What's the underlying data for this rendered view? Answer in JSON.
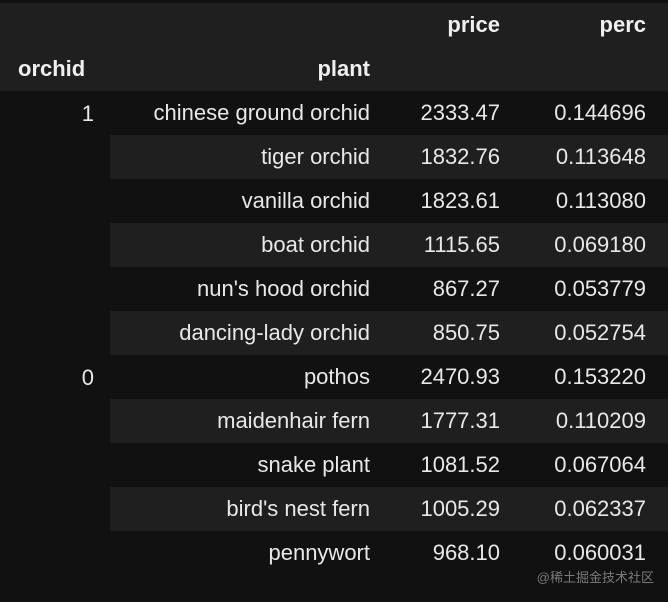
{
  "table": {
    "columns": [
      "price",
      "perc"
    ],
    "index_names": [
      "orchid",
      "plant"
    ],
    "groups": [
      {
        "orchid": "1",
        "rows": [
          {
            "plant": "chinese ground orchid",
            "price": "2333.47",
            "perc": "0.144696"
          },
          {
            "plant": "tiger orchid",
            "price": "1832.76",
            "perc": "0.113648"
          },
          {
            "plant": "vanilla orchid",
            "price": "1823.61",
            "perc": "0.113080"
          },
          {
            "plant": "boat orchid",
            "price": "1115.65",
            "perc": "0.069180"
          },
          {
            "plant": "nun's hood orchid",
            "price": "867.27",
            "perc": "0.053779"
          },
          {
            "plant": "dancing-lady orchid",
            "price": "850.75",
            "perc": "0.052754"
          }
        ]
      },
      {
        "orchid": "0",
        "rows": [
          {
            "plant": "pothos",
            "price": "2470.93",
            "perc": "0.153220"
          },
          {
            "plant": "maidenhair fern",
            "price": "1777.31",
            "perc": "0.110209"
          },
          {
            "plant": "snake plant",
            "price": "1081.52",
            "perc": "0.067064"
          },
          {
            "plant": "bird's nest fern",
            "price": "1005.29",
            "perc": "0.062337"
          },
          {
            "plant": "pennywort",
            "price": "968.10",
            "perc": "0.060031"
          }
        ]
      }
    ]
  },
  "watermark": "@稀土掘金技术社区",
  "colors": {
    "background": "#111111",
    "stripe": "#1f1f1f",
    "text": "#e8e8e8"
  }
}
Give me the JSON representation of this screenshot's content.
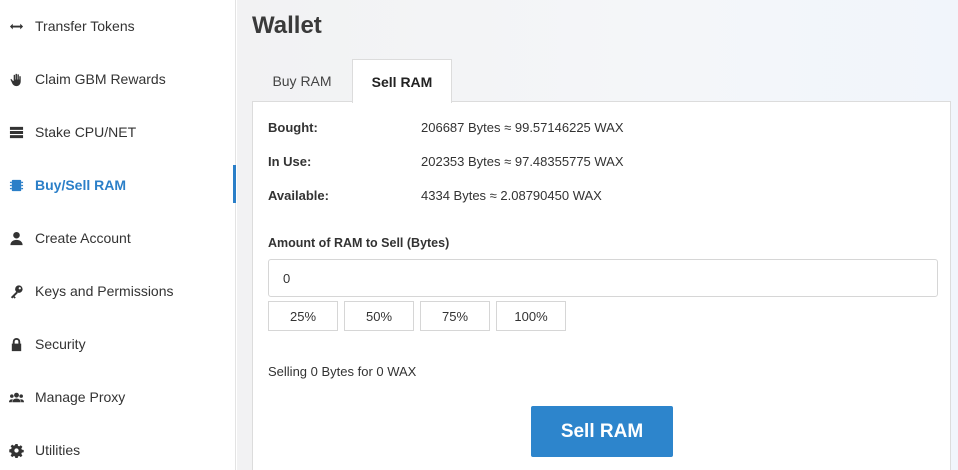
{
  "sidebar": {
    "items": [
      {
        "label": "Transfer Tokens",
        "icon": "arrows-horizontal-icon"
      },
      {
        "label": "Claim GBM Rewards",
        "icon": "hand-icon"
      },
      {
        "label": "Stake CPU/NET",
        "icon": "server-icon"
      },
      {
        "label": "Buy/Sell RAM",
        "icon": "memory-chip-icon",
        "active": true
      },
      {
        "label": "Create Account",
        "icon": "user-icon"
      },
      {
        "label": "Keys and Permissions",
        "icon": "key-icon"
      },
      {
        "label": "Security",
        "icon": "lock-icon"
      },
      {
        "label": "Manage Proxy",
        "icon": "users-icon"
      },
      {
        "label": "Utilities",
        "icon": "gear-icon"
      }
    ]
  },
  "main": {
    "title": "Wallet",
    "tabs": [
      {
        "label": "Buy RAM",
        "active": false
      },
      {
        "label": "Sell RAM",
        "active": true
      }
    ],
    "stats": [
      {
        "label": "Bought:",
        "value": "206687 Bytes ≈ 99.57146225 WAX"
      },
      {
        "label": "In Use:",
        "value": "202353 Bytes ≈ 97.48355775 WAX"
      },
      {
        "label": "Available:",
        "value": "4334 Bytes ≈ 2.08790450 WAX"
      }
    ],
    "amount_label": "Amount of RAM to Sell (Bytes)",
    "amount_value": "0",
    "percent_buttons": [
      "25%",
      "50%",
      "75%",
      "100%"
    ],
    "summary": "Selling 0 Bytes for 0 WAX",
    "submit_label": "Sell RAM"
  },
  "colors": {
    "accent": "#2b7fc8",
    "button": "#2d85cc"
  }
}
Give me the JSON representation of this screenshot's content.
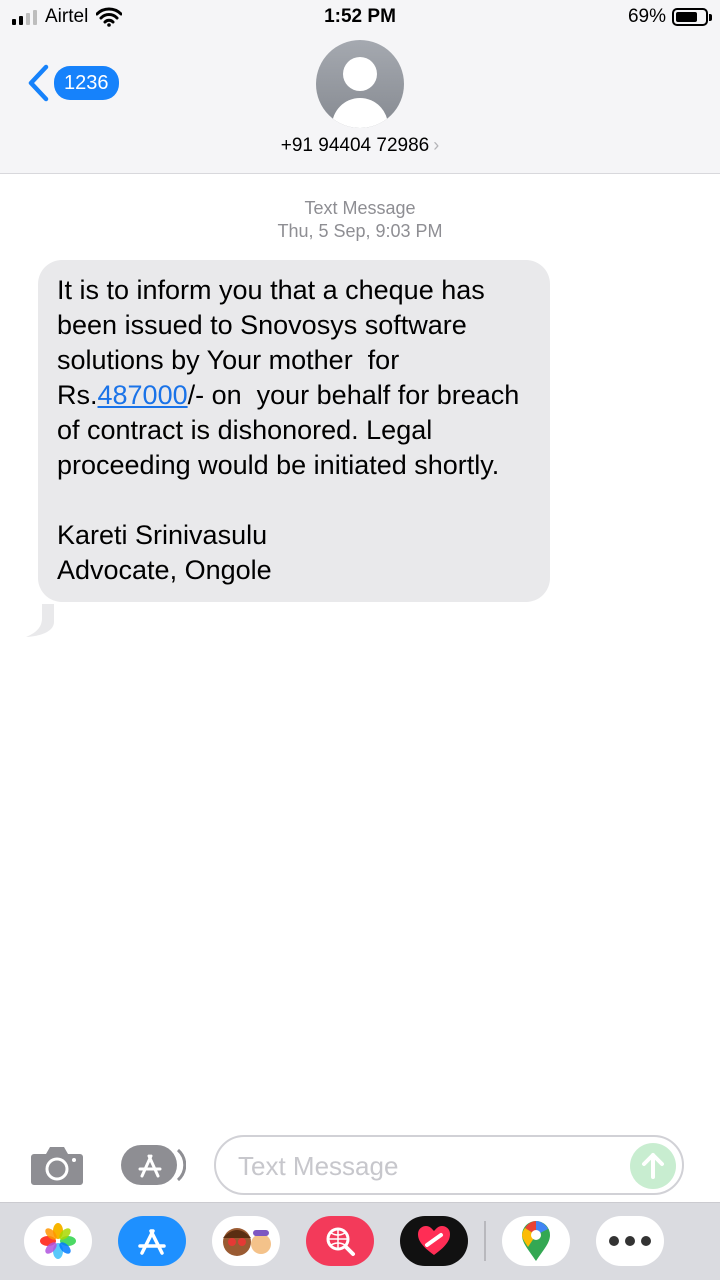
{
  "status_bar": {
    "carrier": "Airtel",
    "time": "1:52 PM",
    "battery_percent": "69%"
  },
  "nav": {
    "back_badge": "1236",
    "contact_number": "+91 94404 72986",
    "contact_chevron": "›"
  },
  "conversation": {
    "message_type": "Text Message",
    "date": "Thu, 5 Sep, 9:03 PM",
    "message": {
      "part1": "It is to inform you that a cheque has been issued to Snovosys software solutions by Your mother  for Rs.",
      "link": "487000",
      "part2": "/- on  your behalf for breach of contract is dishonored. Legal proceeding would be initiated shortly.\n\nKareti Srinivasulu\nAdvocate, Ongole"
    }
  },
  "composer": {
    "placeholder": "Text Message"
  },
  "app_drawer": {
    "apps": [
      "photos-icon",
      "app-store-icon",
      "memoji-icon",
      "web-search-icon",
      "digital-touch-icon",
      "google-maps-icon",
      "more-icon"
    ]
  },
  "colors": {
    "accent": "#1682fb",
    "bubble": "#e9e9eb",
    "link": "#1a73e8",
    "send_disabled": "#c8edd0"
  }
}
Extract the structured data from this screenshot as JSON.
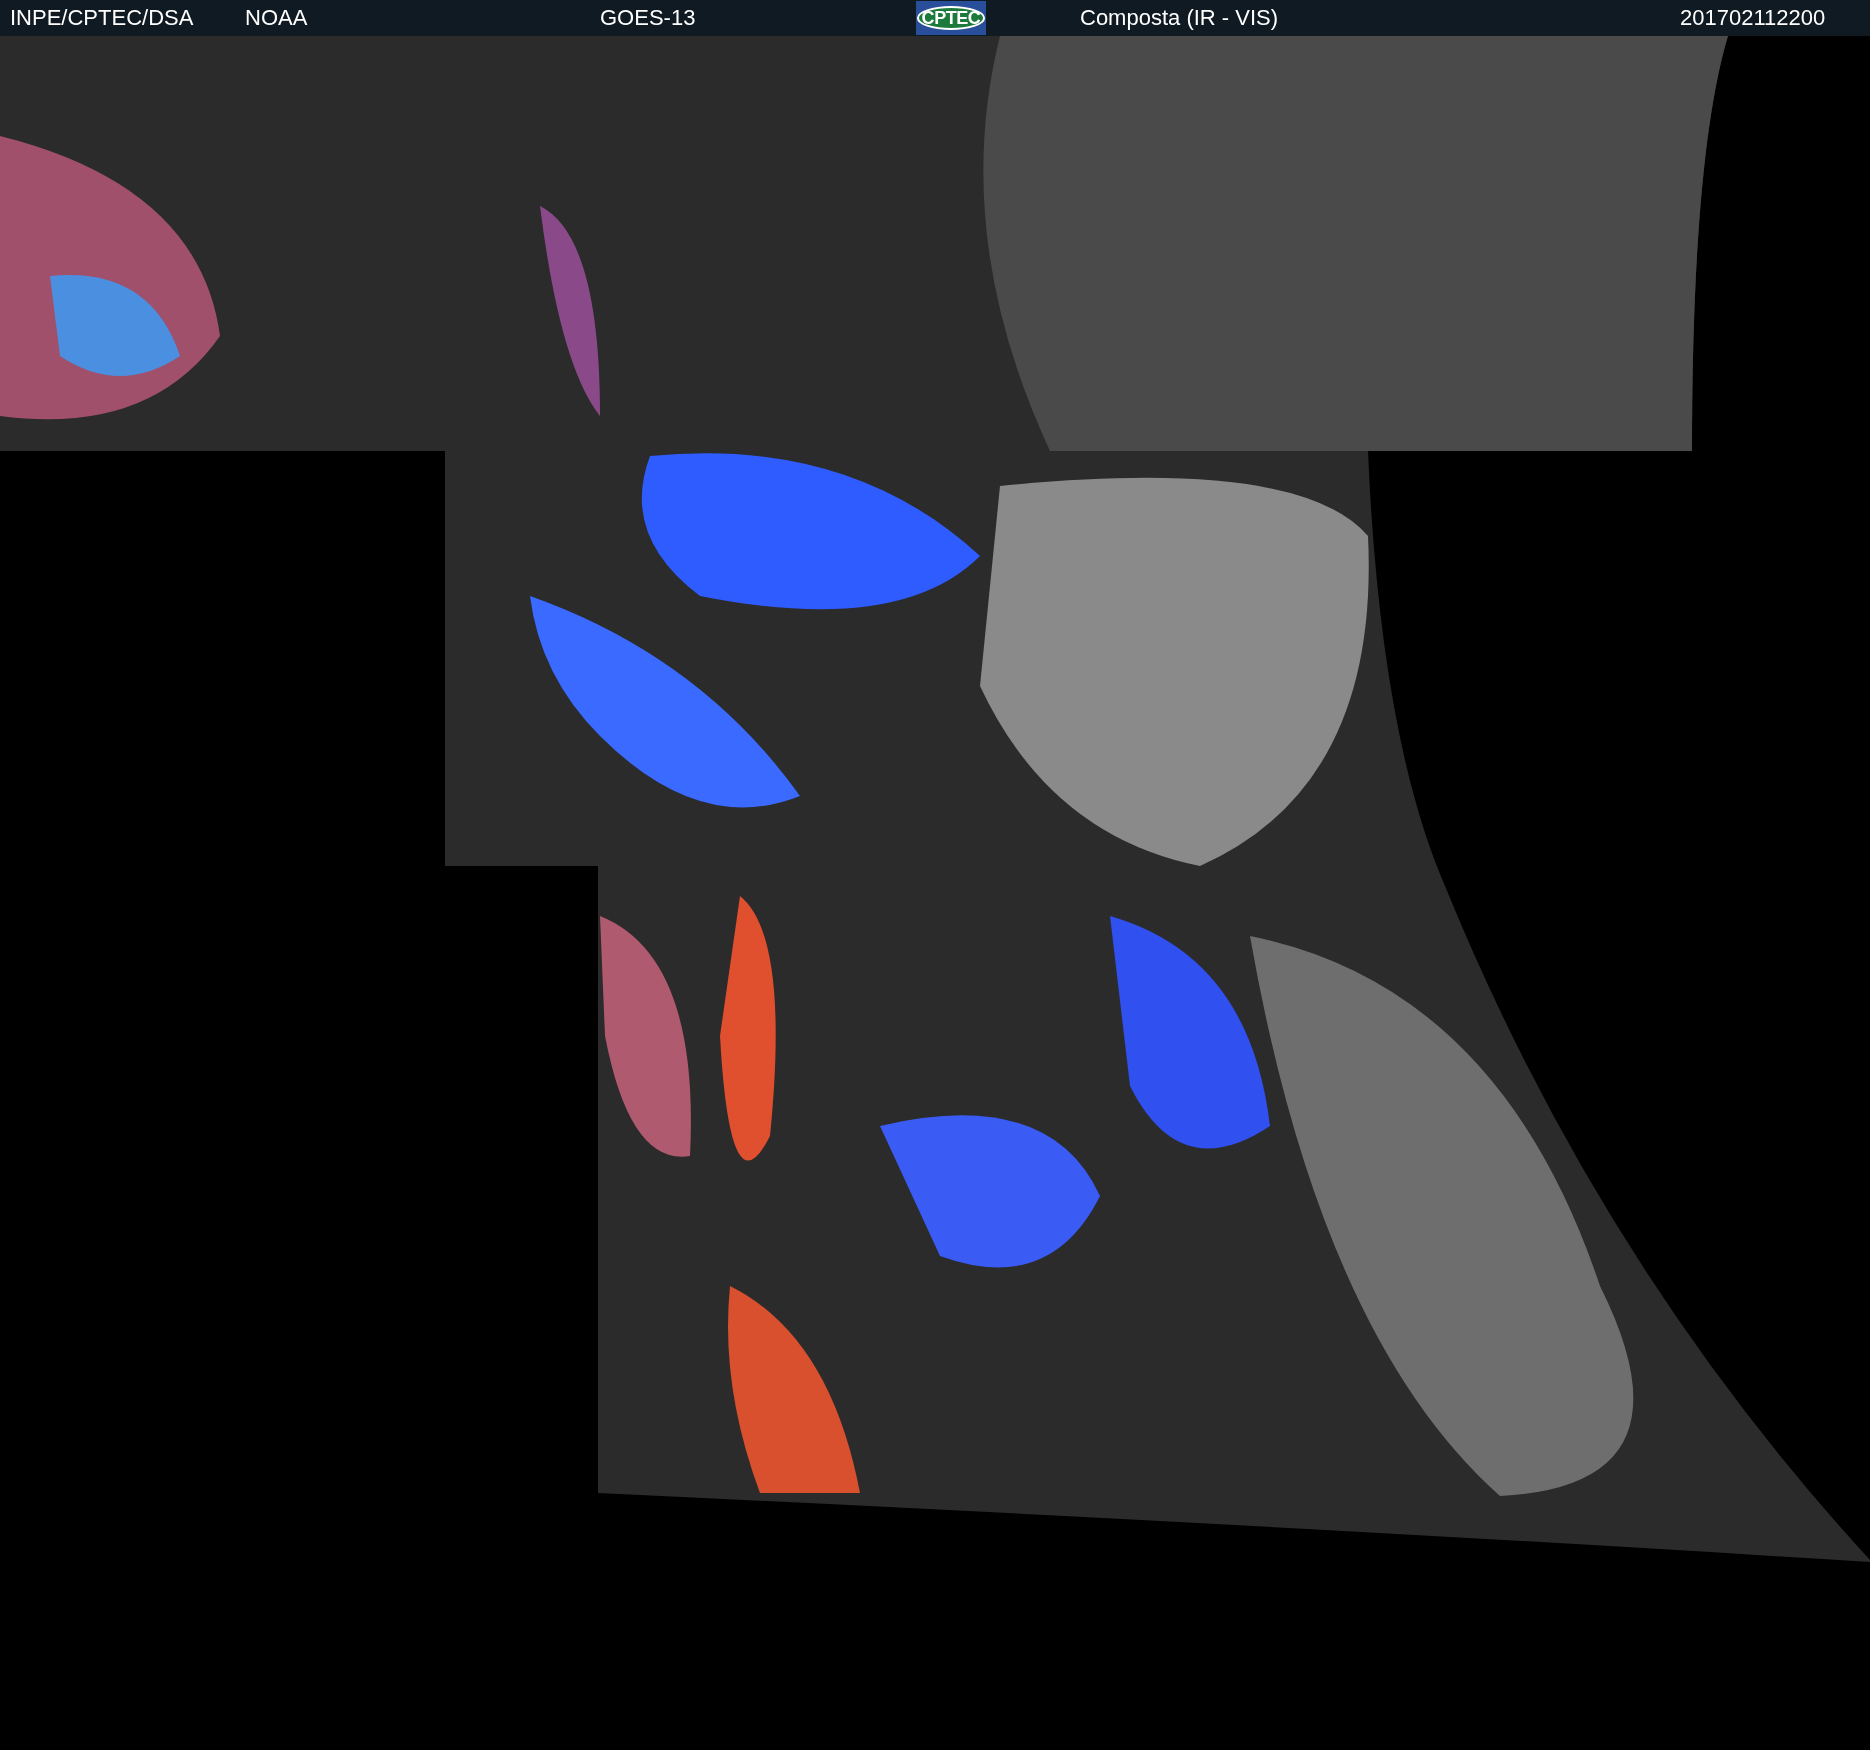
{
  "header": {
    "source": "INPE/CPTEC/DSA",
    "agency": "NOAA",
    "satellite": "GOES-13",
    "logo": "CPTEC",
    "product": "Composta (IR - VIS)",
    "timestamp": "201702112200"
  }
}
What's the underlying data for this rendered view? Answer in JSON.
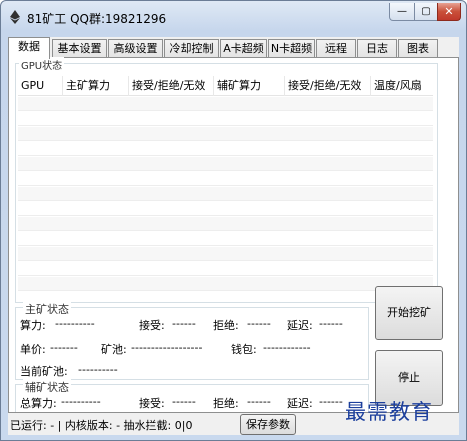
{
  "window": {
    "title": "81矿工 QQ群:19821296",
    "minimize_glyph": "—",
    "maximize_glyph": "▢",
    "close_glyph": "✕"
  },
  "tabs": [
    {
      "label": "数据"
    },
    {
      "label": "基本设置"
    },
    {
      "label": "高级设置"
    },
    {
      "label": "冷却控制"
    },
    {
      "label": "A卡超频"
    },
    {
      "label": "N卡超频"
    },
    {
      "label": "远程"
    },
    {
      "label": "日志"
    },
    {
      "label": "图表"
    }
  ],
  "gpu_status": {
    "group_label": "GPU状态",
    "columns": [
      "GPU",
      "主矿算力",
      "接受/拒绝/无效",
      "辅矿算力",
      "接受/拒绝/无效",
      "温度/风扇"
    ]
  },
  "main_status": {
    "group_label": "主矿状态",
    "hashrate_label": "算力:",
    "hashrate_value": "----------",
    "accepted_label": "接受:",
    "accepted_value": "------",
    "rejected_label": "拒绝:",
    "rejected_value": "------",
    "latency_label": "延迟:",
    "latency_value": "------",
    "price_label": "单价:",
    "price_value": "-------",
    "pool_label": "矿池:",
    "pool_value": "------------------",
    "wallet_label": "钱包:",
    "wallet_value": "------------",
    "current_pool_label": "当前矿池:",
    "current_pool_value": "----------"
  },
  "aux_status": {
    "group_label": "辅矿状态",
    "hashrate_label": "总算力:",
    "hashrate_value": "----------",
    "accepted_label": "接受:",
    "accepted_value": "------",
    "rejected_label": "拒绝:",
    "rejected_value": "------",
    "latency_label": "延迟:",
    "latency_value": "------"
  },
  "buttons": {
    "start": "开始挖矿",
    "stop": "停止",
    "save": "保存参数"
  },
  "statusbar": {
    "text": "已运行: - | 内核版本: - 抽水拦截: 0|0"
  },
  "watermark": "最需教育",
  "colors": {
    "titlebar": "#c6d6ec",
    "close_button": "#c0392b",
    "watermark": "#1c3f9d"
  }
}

______________________________

◆ **Your task**:
Reproduce the whole listing exactly, but not the images in it.

◆ **Written answer**:
What's the underlying data for this rendered view? Answer in JSON.
{
  "table": {
    "columns": [
      "price",
      "perc"
    ],
    "index_names": [
      "orchid",
      "plant"
    ],
    "groups": [
      {
        "orchid": "1",
        "rows": [
          {
            "plant": "chinese ground orchid",
            "price": "2333.47",
            "perc": "0.144696"
          },
          {
            "plant": "tiger orchid",
            "price": "1832.76",
            "perc": "0.113648"
          },
          {
            "plant": "vanilla orchid",
            "price": "1823.61",
            "perc": "0.113080"
          },
          {
            "plant": "boat orchid",
            "price": "1115.65",
            "perc": "0.069180"
          },
          {
            "plant": "nun's hood orchid",
            "price": "867.27",
            "perc": "0.053779"
          },
          {
            "plant": "dancing-lady orchid",
            "price": "850.75",
            "perc": "0.052754"
          }
        ]
      },
      {
        "orchid": "0",
        "rows": [
          {
            "plant": "pothos",
            "price": "2470.93",
            "perc": "0.153220"
          },
          {
            "plant": "maidenhair fern",
            "price": "1777.31",
            "perc": "0.110209"
          },
          {
            "plant": "snake plant",
            "price": "1081.52",
            "perc": "0.067064"
          },
          {
            "plant": "bird's nest fern",
            "price": "1005.29",
            "perc": "0.062337"
          },
          {
            "plant": "pennywort",
            "price": "968.10",
            "perc": "0.060031"
          }
        ]
      }
    ]
  },
  "watermark": "@稀土掘金技术社区",
  "colors": {
    "background": "#111111",
    "stripe": "#1f1f1f",
    "text": "#e8e8e8"
  }
}
Give me the JSON representation of this screenshot's content.
{
  "sidebar": {
    "items": [
      {
        "label": "Transfer Tokens",
        "icon": "arrows-horizontal-icon"
      },
      {
        "label": "Claim GBM Rewards",
        "icon": "hand-icon"
      },
      {
        "label": "Stake CPU/NET",
        "icon": "server-icon"
      },
      {
        "label": "Buy/Sell RAM",
        "icon": "memory-chip-icon",
        "active": true
      },
      {
        "label": "Create Account",
        "icon": "user-icon"
      },
      {
        "label": "Keys and Permissions",
        "icon": "key-icon"
      },
      {
        "label": "Security",
        "icon": "lock-icon"
      },
      {
        "label": "Manage Proxy",
        "icon": "users-icon"
      },
      {
        "label": "Utilities",
        "icon": "gear-icon"
      }
    ]
  },
  "main": {
    "title": "Wallet",
    "tabs": [
      {
        "label": "Buy RAM",
        "active": false
      },
      {
        "label": "Sell RAM",
        "active": true
      }
    ],
    "stats": [
      {
        "label": "Bought:",
        "value": "206687 Bytes ≈ 99.57146225 WAX"
      },
      {
        "label": "In Use:",
        "value": "202353 Bytes ≈ 97.48355775 WAX"
      },
      {
        "label": "Available:",
        "value": "4334 Bytes ≈ 2.08790450 WAX"
      }
    ],
    "amount_label": "Amount of RAM to Sell (Bytes)",
    "amount_value": "0",
    "percent_buttons": [
      "25%",
      "50%",
      "75%",
      "100%"
    ],
    "summary": "Selling 0 Bytes for 0 WAX",
    "submit_label": "Sell RAM"
  },
  "colors": {
    "accent": "#2b7fc8",
    "button": "#2d85cc"
  }
}
Give me the JSON representation of this screenshot's content.
{
  "status_bar": {
    "carrier": "Airtel",
    "time": "1:52 PM",
    "battery_percent": "69%"
  },
  "nav": {
    "back_badge": "1236",
    "contact_number": "+91 94404 72986",
    "contact_chevron": "›"
  },
  "conversation": {
    "message_type": "Text Message",
    "date": "Thu, 5 Sep, 9:03 PM",
    "message": {
      "part1": "It is to inform you that a cheque has been issued to Snovosys software solutions by Your mother  for Rs.",
      "link": "487000",
      "part2": "/- on  your behalf for breach of contract is dishonored. Legal proceeding would be initiated shortly.\n\nKareti Srinivasulu\nAdvocate, Ongole"
    }
  },
  "composer": {
    "placeholder": "Text Message"
  },
  "app_drawer": {
    "apps": [
      "photos-icon",
      "app-store-icon",
      "memoji-icon",
      "web-search-icon",
      "digital-touch-icon",
      "google-maps-icon",
      "more-icon"
    ]
  },
  "colors": {
    "accent": "#1682fb",
    "bubble": "#e9e9eb",
    "link": "#1a73e8",
    "send_disabled": "#c8edd0"
  }
}
Extract the structured data from this screenshot as JSON.
{
  "header": {
    "source": "INPE/CPTEC/DSA",
    "agency": "NOAA",
    "satellite": "GOES-13",
    "logo": "CPTEC",
    "product": "Composta (IR - VIS)",
    "timestamp": "201702112200"
  }
}
What's the underlying data for this rendered view? Answer in JSON.
{
  "window": {
    "title": "81矿工 QQ群:19821296",
    "minimize_glyph": "—",
    "maximize_glyph": "▢",
    "close_glyph": "✕"
  },
  "tabs": [
    {
      "label": "数据"
    },
    {
      "label": "基本设置"
    },
    {
      "label": "高级设置"
    },
    {
      "label": "冷却控制"
    },
    {
      "label": "A卡超频"
    },
    {
      "label": "N卡超频"
    },
    {
      "label": "远程"
    },
    {
      "label": "日志"
    },
    {
      "label": "图表"
    }
  ],
  "gpu_status": {
    "group_label": "GPU状态",
    "columns": [
      "GPU",
      "主矿算力",
      "接受/拒绝/无效",
      "辅矿算力",
      "接受/拒绝/无效",
      "温度/风扇"
    ]
  },
  "main_status": {
    "group_label": "主矿状态",
    "hashrate_label": "算力:",
    "hashrate_value": "----------",
    "accepted_label": "接受:",
    "accepted_value": "------",
    "rejected_label": "拒绝:",
    "rejected_value": "------",
    "latency_label": "延迟:",
    "latency_value": "------",
    "price_label": "单价:",
    "price_value": "-------",
    "pool_label": "矿池:",
    "pool_value": "------------------",
    "wallet_label": "钱包:",
    "wallet_value": "------------",
    "current_pool_label": "当前矿池:",
    "current_pool_value": "----------"
  },
  "aux_status": {
    "group_label": "辅矿状态",
    "hashrate_label": "总算力:",
    "hashrate_value": "----------",
    "accepted_label": "接受:",
    "accepted_value": "------",
    "rejected_label": "拒绝:",
    "rejected_value": "------",
    "latency_label": "延迟:",
    "latency_value": "------"
  },
  "buttons": {
    "start": "开始挖矿",
    "stop": "停止",
    "save": "保存参数"
  },
  "statusbar": {
    "text": "已运行: - | 内核版本: - 抽水拦截: 0|0"
  },
  "watermark": "最需教育",
  "colors": {
    "titlebar": "#c6d6ec",
    "close_button": "#c0392b",
    "watermark": "#1c3f9d"
  }
}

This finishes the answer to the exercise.